(Data excerpts)
+--

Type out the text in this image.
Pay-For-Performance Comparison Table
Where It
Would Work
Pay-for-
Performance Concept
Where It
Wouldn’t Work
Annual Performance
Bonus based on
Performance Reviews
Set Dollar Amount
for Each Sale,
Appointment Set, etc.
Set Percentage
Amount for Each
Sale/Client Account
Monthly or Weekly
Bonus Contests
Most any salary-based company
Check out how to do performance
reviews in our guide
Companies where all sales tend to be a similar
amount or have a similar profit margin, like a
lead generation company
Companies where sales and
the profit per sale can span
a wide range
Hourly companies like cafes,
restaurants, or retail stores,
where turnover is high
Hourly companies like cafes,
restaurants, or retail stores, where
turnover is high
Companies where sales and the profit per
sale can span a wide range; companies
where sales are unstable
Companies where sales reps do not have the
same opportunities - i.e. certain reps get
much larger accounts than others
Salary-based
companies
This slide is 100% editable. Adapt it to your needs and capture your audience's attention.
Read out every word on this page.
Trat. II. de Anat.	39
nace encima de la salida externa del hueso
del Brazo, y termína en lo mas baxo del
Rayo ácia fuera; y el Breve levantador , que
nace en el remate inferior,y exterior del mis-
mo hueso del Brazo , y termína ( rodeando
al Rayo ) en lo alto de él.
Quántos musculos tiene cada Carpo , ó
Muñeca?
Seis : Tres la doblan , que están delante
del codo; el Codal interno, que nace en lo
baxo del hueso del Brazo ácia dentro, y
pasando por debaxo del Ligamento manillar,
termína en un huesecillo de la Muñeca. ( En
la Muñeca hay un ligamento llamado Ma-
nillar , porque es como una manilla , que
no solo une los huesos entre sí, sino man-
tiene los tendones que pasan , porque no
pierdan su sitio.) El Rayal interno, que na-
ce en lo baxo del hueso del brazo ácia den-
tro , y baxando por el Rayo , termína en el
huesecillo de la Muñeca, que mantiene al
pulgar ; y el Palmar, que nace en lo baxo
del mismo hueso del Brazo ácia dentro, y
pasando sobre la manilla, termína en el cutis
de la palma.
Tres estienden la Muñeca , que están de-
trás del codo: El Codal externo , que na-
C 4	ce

+--

# WHAT YOU ARE ASKED TO DO:
Print exactly the lines from the one with "Read out every word on this page." through the end of the data, inclusive.

# WORKED SOLUTION:
Read out every word on this page.
Trat. II. de Anat.	39
nace encima de la salida externa del hueso
del Brazo, y termína en lo mas baxo del
Rayo ácia fuera; y el Breve levantador , que
nace en el remate inferior,y exterior del mis-
mo hueso del Brazo , y termína ( rodeando
al Rayo ) en lo alto de él.
Quántos musculos tiene cada Carpo , ó
Muñeca?
Seis : Tres la doblan , que están delante
del codo; el Codal interno, que nace en lo
baxo del hueso del Brazo ácia dentro, y
pasando por debaxo del Ligamento manillar,
termína en un huesecillo de la Muñeca. ( En
la Muñeca hay un ligamento llamado Ma-
nillar , porque es como una manilla , que
no solo une los huesos entre sí, sino man-
tiene los tendones que pasan , porque no
pierdan su sitio.) El Rayal interno, que na-
ce en lo baxo del hueso del brazo ácia den-
tro , y baxando por el Rayo , termína en el
huesecillo de la Muñeca, que mantiene al
pulgar ; y el Palmar, que nace en lo baxo
del mismo hueso del Brazo ácia dentro, y
pasando sobre la manilla, termína en el cutis
de la palma.
Tres estienden la Muñeca , que están de-
trás del codo: El Codal externo , que na-
C 4	ce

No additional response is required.